Extract the final stretch of the data: the line that contains "Extract all readable text from this page." and every line after it, unaltered, and no other lines.

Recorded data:
======

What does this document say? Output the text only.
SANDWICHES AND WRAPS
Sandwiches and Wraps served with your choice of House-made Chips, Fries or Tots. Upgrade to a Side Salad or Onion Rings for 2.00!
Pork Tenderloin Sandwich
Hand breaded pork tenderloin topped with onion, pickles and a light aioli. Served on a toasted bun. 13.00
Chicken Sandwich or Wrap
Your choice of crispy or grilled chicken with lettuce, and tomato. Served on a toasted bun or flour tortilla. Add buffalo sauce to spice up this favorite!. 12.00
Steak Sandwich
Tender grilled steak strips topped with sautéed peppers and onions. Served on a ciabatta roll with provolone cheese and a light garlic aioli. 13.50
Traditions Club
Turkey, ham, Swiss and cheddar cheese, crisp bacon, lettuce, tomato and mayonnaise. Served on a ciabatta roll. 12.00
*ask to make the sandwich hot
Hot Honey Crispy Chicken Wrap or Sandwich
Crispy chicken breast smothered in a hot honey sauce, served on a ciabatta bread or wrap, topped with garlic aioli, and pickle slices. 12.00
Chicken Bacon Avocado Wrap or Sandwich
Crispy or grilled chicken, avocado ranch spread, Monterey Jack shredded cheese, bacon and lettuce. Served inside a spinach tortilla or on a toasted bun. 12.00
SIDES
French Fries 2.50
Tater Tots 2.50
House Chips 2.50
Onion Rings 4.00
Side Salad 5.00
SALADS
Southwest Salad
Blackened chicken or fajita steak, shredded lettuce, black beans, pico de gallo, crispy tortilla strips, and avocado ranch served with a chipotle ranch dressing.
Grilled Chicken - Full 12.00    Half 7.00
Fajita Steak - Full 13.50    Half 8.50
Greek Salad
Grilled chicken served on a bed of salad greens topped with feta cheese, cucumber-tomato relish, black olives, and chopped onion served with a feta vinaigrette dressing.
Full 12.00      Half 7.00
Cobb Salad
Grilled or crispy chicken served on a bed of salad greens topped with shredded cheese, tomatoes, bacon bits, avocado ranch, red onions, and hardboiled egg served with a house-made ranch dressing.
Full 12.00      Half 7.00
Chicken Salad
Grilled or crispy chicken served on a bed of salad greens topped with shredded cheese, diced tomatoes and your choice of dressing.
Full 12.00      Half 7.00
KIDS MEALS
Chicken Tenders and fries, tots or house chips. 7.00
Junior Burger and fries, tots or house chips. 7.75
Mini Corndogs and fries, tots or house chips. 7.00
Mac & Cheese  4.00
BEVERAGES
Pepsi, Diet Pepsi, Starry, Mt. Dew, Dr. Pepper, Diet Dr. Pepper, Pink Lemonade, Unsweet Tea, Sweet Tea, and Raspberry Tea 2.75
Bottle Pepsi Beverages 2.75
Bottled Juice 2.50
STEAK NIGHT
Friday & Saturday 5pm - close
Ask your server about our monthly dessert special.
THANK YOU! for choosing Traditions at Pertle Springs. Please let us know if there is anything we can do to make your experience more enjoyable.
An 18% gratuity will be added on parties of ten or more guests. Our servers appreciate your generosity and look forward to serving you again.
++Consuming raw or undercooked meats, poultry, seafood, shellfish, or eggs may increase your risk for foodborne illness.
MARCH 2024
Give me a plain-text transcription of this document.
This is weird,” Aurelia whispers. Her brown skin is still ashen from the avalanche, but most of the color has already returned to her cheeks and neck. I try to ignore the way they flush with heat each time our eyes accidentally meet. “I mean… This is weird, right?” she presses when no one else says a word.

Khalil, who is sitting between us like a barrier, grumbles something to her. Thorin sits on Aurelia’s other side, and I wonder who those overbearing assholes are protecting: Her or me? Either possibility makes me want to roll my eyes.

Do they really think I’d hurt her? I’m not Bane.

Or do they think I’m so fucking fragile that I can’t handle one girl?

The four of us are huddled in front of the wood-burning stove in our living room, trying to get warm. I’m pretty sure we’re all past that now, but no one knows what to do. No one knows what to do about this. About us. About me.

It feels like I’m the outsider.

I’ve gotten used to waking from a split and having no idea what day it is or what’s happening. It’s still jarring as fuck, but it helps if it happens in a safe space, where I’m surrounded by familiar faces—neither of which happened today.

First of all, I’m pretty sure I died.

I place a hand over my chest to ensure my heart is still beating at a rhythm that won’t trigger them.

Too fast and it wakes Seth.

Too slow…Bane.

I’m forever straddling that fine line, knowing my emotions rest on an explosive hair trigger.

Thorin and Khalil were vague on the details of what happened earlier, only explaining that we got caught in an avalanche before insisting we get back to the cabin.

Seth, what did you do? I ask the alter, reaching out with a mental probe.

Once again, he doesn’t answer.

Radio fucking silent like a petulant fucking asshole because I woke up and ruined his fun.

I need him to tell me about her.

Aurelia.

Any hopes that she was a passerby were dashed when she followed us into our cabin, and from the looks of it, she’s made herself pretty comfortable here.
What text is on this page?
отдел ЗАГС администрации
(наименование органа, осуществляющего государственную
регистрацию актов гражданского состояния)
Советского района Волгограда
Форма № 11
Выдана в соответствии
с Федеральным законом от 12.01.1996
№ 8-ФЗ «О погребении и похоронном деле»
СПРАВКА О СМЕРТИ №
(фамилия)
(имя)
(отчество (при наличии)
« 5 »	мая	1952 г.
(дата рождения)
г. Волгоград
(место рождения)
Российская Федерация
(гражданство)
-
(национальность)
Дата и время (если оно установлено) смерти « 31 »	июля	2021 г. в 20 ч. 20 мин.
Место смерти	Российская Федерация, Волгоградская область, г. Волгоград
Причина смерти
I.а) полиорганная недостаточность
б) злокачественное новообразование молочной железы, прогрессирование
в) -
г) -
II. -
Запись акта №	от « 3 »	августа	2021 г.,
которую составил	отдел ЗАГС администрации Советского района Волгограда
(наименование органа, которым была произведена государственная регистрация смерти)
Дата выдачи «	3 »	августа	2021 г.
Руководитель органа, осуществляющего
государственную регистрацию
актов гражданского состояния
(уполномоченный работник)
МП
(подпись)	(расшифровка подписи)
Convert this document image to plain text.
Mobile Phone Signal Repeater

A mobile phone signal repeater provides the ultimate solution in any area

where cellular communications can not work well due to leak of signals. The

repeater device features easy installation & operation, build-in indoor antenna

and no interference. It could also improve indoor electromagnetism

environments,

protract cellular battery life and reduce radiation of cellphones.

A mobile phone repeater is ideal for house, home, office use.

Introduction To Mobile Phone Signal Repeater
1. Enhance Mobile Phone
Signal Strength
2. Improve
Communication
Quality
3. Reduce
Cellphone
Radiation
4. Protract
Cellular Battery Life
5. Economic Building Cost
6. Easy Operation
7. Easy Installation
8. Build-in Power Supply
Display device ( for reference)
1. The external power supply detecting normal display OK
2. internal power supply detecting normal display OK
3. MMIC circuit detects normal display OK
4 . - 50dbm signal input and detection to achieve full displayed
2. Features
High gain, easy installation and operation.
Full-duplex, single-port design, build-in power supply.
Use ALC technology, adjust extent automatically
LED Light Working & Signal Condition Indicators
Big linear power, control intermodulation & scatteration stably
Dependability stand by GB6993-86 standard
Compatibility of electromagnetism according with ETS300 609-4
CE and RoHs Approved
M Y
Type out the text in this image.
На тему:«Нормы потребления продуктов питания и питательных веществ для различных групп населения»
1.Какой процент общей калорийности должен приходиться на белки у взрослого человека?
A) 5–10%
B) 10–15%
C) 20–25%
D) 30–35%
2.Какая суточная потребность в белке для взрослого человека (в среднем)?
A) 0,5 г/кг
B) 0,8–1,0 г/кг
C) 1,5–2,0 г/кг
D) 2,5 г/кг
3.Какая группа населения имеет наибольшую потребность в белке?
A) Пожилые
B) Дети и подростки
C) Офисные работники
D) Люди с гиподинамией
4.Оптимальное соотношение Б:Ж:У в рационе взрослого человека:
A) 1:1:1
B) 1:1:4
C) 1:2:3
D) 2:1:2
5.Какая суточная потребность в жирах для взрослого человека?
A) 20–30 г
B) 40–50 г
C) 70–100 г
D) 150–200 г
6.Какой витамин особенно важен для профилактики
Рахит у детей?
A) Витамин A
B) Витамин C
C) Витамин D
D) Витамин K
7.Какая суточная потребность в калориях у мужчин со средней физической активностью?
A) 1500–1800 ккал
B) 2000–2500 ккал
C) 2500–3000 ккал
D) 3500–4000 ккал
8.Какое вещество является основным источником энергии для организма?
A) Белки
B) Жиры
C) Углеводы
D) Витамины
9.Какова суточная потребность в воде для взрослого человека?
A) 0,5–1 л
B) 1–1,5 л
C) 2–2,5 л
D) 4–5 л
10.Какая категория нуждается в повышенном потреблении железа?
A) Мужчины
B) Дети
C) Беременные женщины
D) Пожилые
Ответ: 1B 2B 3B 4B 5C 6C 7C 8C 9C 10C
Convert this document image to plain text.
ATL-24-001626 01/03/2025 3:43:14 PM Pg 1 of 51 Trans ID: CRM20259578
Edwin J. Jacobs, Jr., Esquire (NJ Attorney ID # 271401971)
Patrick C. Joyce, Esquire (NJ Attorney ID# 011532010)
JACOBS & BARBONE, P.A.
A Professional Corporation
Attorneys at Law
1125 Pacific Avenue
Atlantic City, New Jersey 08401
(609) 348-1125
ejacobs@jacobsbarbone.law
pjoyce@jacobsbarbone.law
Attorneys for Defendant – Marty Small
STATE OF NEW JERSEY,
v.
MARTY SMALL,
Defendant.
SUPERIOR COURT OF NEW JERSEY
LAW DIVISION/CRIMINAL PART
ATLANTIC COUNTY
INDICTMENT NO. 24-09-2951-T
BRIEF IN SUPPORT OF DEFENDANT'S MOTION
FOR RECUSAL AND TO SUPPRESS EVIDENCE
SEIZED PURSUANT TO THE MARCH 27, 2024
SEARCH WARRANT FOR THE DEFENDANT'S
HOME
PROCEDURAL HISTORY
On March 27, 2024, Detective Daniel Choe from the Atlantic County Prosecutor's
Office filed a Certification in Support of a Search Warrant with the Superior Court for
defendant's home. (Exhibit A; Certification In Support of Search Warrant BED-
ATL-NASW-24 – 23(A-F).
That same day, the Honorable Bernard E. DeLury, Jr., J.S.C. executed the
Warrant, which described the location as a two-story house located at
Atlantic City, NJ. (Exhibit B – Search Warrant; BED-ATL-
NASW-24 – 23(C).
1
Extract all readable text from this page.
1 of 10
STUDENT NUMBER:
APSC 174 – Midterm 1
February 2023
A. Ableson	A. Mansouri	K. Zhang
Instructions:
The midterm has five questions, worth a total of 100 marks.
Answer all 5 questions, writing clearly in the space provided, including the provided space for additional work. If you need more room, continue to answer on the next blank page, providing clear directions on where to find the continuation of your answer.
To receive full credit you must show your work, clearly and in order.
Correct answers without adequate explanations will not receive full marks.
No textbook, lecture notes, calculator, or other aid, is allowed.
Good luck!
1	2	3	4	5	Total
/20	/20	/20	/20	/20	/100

======

Final result:
Extract all readable text from this page.
1 of 10
STUDENT NUMBER:
APSC 174 – Midterm 1
February 2023
A. Ableson	A. Mansouri	K. Zhang
Instructions:
The midterm has five questions, worth a total of 100 marks.
Answer all 5 questions, writing clearly in the space provided, including the provided space for additional work. If you need more room, continue to answer on the next blank page, providing clear directions on where to find the continuation of your answer.
To receive full credit you must show your work, clearly and in order.
Correct answers without adequate explanations will not receive full marks.
No textbook, lecture notes, calculator, or other aid, is allowed.
Good luck!
1	2	3	4	5	Total
/20	/20	/20	/20	/20	/100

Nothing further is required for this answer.